AIM OF THE EXERCISE: Below are records. Copy every line with "panel" in it.

Figure dataset records:
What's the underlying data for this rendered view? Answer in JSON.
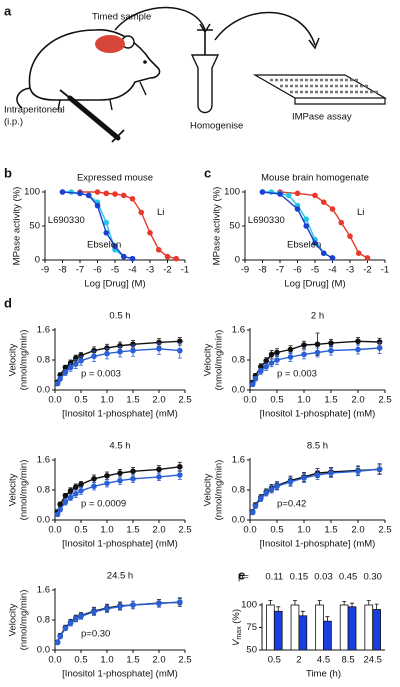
{
  "diagram": {
    "panel": "a",
    "sample_label": "Timed sample",
    "injection_label": [
      "Intraperitoneal",
      "(i.p.)"
    ],
    "homogenise_label": "Homogenise",
    "assay_label": "IMPase assay"
  },
  "chart_data": [
    {
      "type": "line",
      "panel": "b",
      "title": "Expressed mouse",
      "xlabel": "Log [Drug] (M)",
      "ylabel": "MPase activity (%)",
      "xlim": [
        -9,
        -1
      ],
      "xticks": [
        -9,
        -8,
        -7,
        -6,
        -5,
        -4,
        -3,
        -2,
        -1
      ],
      "ylim": [
        0,
        100
      ],
      "yticks": [
        0,
        50,
        100
      ],
      "series": [
        {
          "name": "Li",
          "color": "#e8392a",
          "x": [
            -7,
            -6,
            -5.5,
            -5,
            -4.5,
            -4,
            -3.5,
            -3,
            -2.5,
            -2,
            -1.5
          ],
          "values": [
            100,
            100,
            98,
            97,
            95,
            90,
            70,
            40,
            15,
            5,
            2
          ]
        },
        {
          "name": "L690330",
          "color": "#22c8e8",
          "x": [
            -8,
            -7.5,
            -7,
            -6.5,
            -6,
            -5.5,
            -5,
            -4.5,
            -4
          ],
          "values": [
            100,
            100,
            98,
            95,
            85,
            55,
            15,
            5,
            2
          ]
        },
        {
          "name": "Ebselen",
          "color": "#1c3fcf",
          "x": [
            -8,
            -7,
            -6.5,
            -6,
            -5.5,
            -5,
            -4.5,
            -4
          ],
          "values": [
            100,
            98,
            95,
            80,
            40,
            20,
            5,
            2
          ]
        }
      ]
    },
    {
      "type": "line",
      "panel": "c",
      "title": "Mouse brain homogenate",
      "xlabel": "Log [Drug] (M)",
      "ylabel": "MPase activity (%)",
      "xlim": [
        -9,
        -1
      ],
      "xticks": [
        -9,
        -8,
        -7,
        -6,
        -5,
        -4,
        -3,
        -2,
        -1
      ],
      "ylim": [
        0,
        100
      ],
      "yticks": [
        0,
        50,
        100
      ],
      "series": [
        {
          "name": "Li",
          "color": "#e8392a",
          "x": [
            -7,
            -6,
            -5,
            -4.5,
            -4,
            -3.5,
            -3,
            -2.5,
            -2
          ],
          "values": [
            100,
            98,
            95,
            85,
            75,
            55,
            35,
            10,
            3
          ]
        },
        {
          "name": "L690330",
          "color": "#22c8e8",
          "x": [
            -8,
            -7.5,
            -7,
            -6.5,
            -6,
            -5.5,
            -5,
            -4.5,
            -4
          ],
          "values": [
            100,
            100,
            98,
            95,
            80,
            60,
            30,
            10,
            3
          ]
        },
        {
          "name": "Ebselen",
          "color": "#1c3fcf",
          "x": [
            -8,
            -7,
            -6,
            -5.5,
            -5,
            -4.5,
            -4
          ],
          "values": [
            100,
            97,
            75,
            50,
            25,
            10,
            3
          ]
        }
      ]
    },
    {
      "type": "line",
      "panel": "d",
      "title": "0.5 h",
      "annotation": "p = 0.003",
      "xlabel": "[Inositol 1-phosphate] (mM)",
      "ylabel": [
        "Velocity",
        "(nmol/mg/min)"
      ],
      "xlim": [
        0,
        2.5
      ],
      "xticks": [
        {
          "value": 0,
          "label": "0.0"
        },
        0.5,
        {
          "value": 1,
          "label": "1.0"
        },
        1.5,
        {
          "value": 2,
          "label": "2.0"
        },
        2.5
      ],
      "ylim": [
        0,
        1.6
      ],
      "yticks": [
        {
          "value": 0,
          "label": "0.0"
        },
        0.8,
        1.6
      ],
      "x": [
        0.05,
        0.1,
        0.2,
        0.3,
        0.4,
        0.5,
        0.75,
        1,
        1.25,
        1.5,
        2,
        2.4
      ],
      "series": [
        {
          "color": "#111111",
          "values": [
            0.21,
            0.4,
            0.6,
            0.72,
            0.85,
            0.92,
            1.05,
            1.12,
            1.18,
            1.22,
            1.27,
            1.3
          ],
          "errors": [
            0.05,
            0.06,
            0.06,
            0.08,
            0.08,
            0.08,
            0.1,
            0.1,
            0.1,
            0.1,
            0.1,
            0.1
          ]
        },
        {
          "color": "#2a5fd6",
          "values": [
            0.17,
            0.3,
            0.47,
            0.6,
            0.69,
            0.78,
            0.9,
            0.97,
            1.02,
            1.05,
            1.1,
            1.05
          ],
          "errors": [
            0.05,
            0.06,
            0.08,
            0.1,
            0.12,
            0.12,
            0.14,
            0.14,
            0.14,
            0.15,
            0.15,
            0.2
          ]
        }
      ]
    },
    {
      "type": "line",
      "title": "2 h",
      "annotation": "p = 0.003",
      "xlabel": "[Inositol 1-phosphate] (mM)",
      "ylabel": [
        "Velocity",
        "(nmol/mg/min)"
      ],
      "xlim": [
        0,
        2.5
      ],
      "xticks": [
        {
          "value": 0,
          "label": "0.0"
        },
        0.5,
        {
          "value": 1,
          "label": "1.0"
        },
        1.5,
        {
          "value": 2,
          "label": "2.0"
        },
        2.5
      ],
      "ylim": [
        0,
        1.6
      ],
      "yticks": [
        {
          "value": 0,
          "label": "0.0"
        },
        0.8,
        1.6
      ],
      "x": [
        0.05,
        0.1,
        0.2,
        0.3,
        0.4,
        0.5,
        0.75,
        1,
        1.25,
        1.5,
        2,
        2.4
      ],
      "series": [
        {
          "color": "#111111",
          "values": [
            0.2,
            0.38,
            0.62,
            0.78,
            0.95,
            1,
            1.08,
            1.2,
            1.22,
            1.25,
            1.3,
            1.28
          ],
          "errors": [
            0.05,
            0.06,
            0.08,
            0.08,
            0.1,
            0.1,
            0.1,
            0.1,
            0.3,
            0.1,
            0.1,
            0.1
          ]
        },
        {
          "color": "#2a5fd6",
          "values": [
            0.15,
            0.3,
            0.5,
            0.62,
            0.72,
            0.8,
            0.88,
            0.95,
            1,
            1.05,
            1.08,
            1.12
          ],
          "errors": [
            0.05,
            0.06,
            0.08,
            0.1,
            0.1,
            0.12,
            0.12,
            0.12,
            0.12,
            0.12,
            0.12,
            0.15
          ]
        }
      ]
    },
    {
      "type": "line",
      "title": "4.5 h",
      "annotation": "p = 0.0009",
      "xlabel": "[Inositol 1-phosphate] (mM)",
      "ylabel": [
        "Velocity",
        "(nmol/mg/min)"
      ],
      "xlim": [
        0,
        2.5
      ],
      "xticks": [
        {
          "value": 0,
          "label": "0.0"
        },
        0.5,
        {
          "value": 1,
          "label": "1.0"
        },
        1.5,
        {
          "value": 2,
          "label": "2.0"
        },
        2.5
      ],
      "ylim": [
        0,
        1.6
      ],
      "yticks": [
        {
          "value": 0,
          "label": "0.0"
        },
        0.8,
        1.6
      ],
      "x": [
        0.05,
        0.1,
        0.2,
        0.3,
        0.4,
        0.5,
        0.75,
        1,
        1.25,
        1.5,
        2,
        2.4
      ],
      "series": [
        {
          "color": "#111111",
          "values": [
            0.22,
            0.42,
            0.65,
            0.78,
            0.88,
            0.95,
            1.1,
            1.18,
            1.25,
            1.3,
            1.35,
            1.42
          ],
          "errors": [
            0.05,
            0.06,
            0.06,
            0.08,
            0.08,
            0.08,
            0.1,
            0.1,
            0.1,
            0.1,
            0.1,
            0.12
          ]
        },
        {
          "color": "#2a5fd6",
          "values": [
            0.15,
            0.28,
            0.48,
            0.6,
            0.7,
            0.78,
            0.9,
            0.98,
            1.05,
            1.1,
            1.15,
            1.2
          ],
          "errors": [
            0.05,
            0.06,
            0.08,
            0.08,
            0.1,
            0.1,
            0.1,
            0.1,
            0.1,
            0.1,
            0.1,
            0.12
          ]
        }
      ]
    },
    {
      "type": "line",
      "title": "8.5 h",
      "annotation": "p=0.42",
      "xlabel": "[Inositol 1-phosphate] (mM)",
      "ylabel": [
        "Velocity",
        "(nmol/mg/min)"
      ],
      "xlim": [
        0,
        2.5
      ],
      "xticks": [
        {
          "value": 0,
          "label": "0.0"
        },
        0.5,
        {
          "value": 1,
          "label": "1.0"
        },
        1.5,
        {
          "value": 2,
          "label": "2.0"
        },
        2.5
      ],
      "ylim": [
        0,
        1.6
      ],
      "yticks": [
        {
          "value": 0,
          "label": "0.0"
        },
        0.8,
        1.6
      ],
      "x": [
        0.05,
        0.1,
        0.2,
        0.3,
        0.4,
        0.5,
        0.75,
        1,
        1.25,
        1.5,
        2,
        2.4
      ],
      "series": [
        {
          "color": "#111111",
          "values": [
            0.22,
            0.4,
            0.6,
            0.75,
            0.85,
            0.92,
            1.05,
            1.15,
            1.25,
            1.28,
            1.32,
            1.35
          ],
          "errors": [
            0.05,
            0.06,
            0.08,
            0.08,
            0.1,
            0.1,
            0.12,
            0.12,
            0.12,
            0.12,
            0.12,
            0.12
          ]
        },
        {
          "color": "#2a5fd6",
          "values": [
            0.2,
            0.37,
            0.57,
            0.72,
            0.82,
            0.9,
            1.02,
            1.12,
            1.2,
            1.25,
            1.3,
            1.36
          ],
          "errors": [
            0.05,
            0.06,
            0.08,
            0.08,
            0.1,
            0.1,
            0.12,
            0.12,
            0.12,
            0.12,
            0.12,
            0.15
          ]
        }
      ]
    },
    {
      "type": "line",
      "title": "24.5 h",
      "annotation": "p=0.30",
      "xlabel": "[Inositol 1-phosphate] (mM)",
      "ylabel": [
        "Velocity",
        "(nmol/mg/min)"
      ],
      "xlim": [
        0,
        2.5
      ],
      "xticks": [
        {
          "value": 0,
          "label": "0.0"
        },
        0.5,
        {
          "value": 1,
          "label": "1.0"
        },
        1.5,
        {
          "value": 2,
          "label": "2.0"
        },
        2.5
      ],
      "ylim": [
        0,
        1.6
      ],
      "yticks": [
        {
          "value": 0,
          "label": "0.0"
        },
        0.8,
        1.6
      ],
      "x": [
        0.05,
        0.1,
        0.2,
        0.3,
        0.4,
        0.5,
        0.75,
        1,
        1.25,
        1.5,
        2,
        2.4
      ],
      "series": [
        {
          "color": "#111111",
          "values": [
            0.21,
            0.38,
            0.6,
            0.74,
            0.85,
            0.92,
            1.04,
            1.12,
            1.18,
            1.2,
            1.25,
            1.27
          ],
          "errors": [
            0.05,
            0.06,
            0.06,
            0.08,
            0.08,
            0.08,
            0.1,
            0.1,
            0.1,
            0.1,
            0.1,
            0.1
          ]
        },
        {
          "color": "#2a5fd6",
          "values": [
            0.2,
            0.36,
            0.58,
            0.72,
            0.83,
            0.9,
            1.02,
            1.1,
            1.16,
            1.2,
            1.24,
            1.28
          ],
          "errors": [
            0.05,
            0.06,
            0.06,
            0.08,
            0.08,
            0.08,
            0.1,
            0.1,
            0.1,
            0.1,
            0.1,
            0.12
          ]
        }
      ]
    },
    {
      "type": "bar",
      "panel": "e",
      "p_label": "p=",
      "p_values": [
        "0.11",
        "0.15",
        "0.03",
        "0.45",
        "0.30"
      ],
      "xlabel": "Time (h)",
      "ylabel": {
        "symbol": "V",
        "subscript": "max",
        "unit": " (%)"
      },
      "categories": [
        "0.5",
        "2",
        "4.5",
        "8.5",
        "24.5"
      ],
      "ylim": [
        50,
        100
      ],
      "yticks": [
        50,
        75,
        100
      ],
      "series": [
        {
          "color": "#ffffff",
          "values": [
            100,
            100,
            100,
            100,
            100
          ],
          "errors": [
            5,
            5,
            5,
            4,
            5
          ]
        },
        {
          "color": "#1a3fe0",
          "values": [
            93,
            88,
            82,
            98,
            95
          ],
          "errors": [
            5,
            5,
            5,
            4,
            6
          ]
        }
      ]
    }
  ]
}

YOUR SOLUTION:
    "panel": "a",
      "panel": "b",
      "panel": "c",
      "panel": "d",
      "panel": "e",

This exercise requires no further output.